▶ Assignment: The records that follow should be returned exactly, pictures excluded.

(Data records)
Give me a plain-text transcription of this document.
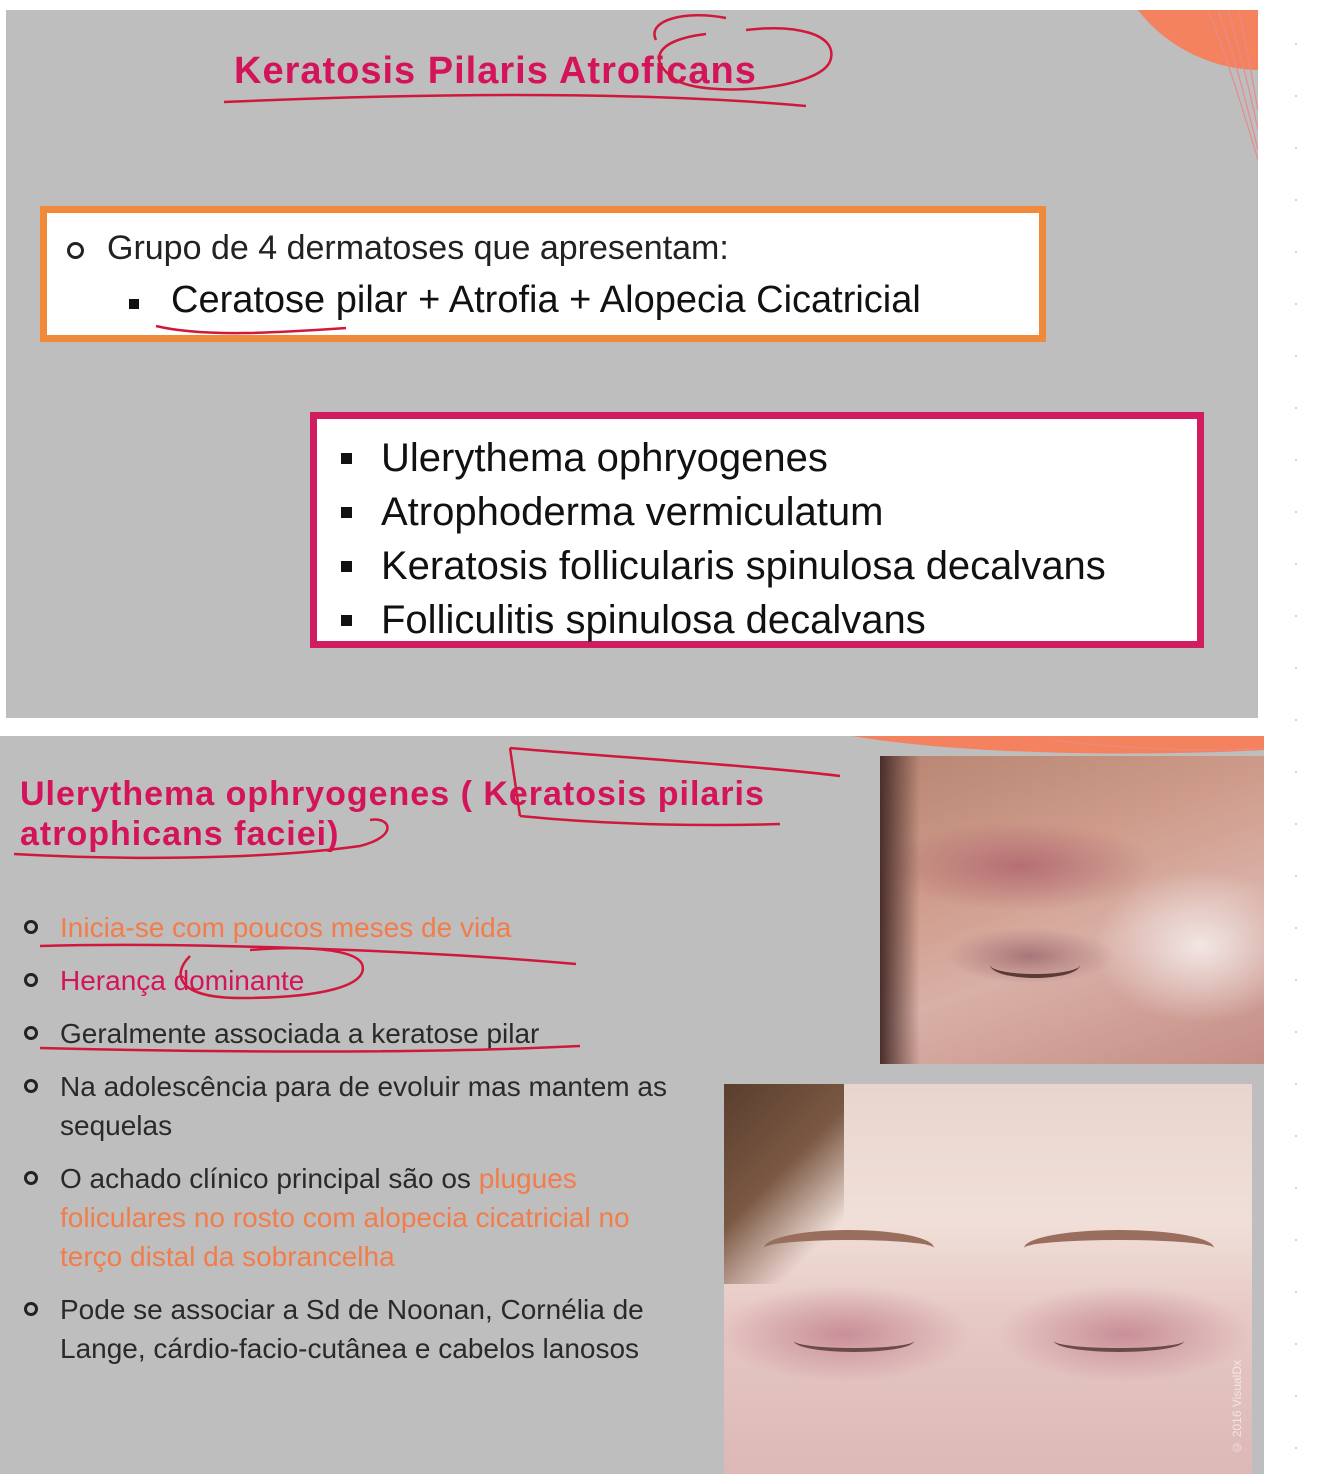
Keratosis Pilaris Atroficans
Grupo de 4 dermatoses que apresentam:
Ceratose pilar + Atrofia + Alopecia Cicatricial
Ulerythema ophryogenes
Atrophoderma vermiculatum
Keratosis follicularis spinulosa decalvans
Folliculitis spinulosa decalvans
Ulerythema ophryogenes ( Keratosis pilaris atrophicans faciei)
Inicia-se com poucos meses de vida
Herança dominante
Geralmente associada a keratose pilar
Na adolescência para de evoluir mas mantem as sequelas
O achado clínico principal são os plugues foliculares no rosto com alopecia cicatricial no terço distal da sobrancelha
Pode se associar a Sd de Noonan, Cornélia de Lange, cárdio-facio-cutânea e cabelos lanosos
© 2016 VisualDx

▶ Response to the task:
Give me a plain-text transcription of this document.
Keratosis Pilaris Atroficans
Grupo de 4 dermatoses que apresentam:
Ceratose pilar + Atrofia + Alopecia Cicatricial
Ulerythema ophryogenes
Atrophoderma vermiculatum
Keratosis follicularis spinulosa decalvans
Folliculitis spinulosa decalvans
Ulerythema ophryogenes ( Keratosis pilaris atrophicans faciei)
Inicia-se com poucos meses de vida
Herança dominante
Geralmente associada a keratose pilar
Na adolescência para de evoluir mas mantem as sequelas
O achado clínico principal são os plugues foliculares no rosto com alopecia cicatricial no terço distal da sobrancelha
Pode se associar a Sd de Noonan, Cornélia de Lange, cárdio-facio-cutânea e cabelos lanosos
© 2016 VisualDx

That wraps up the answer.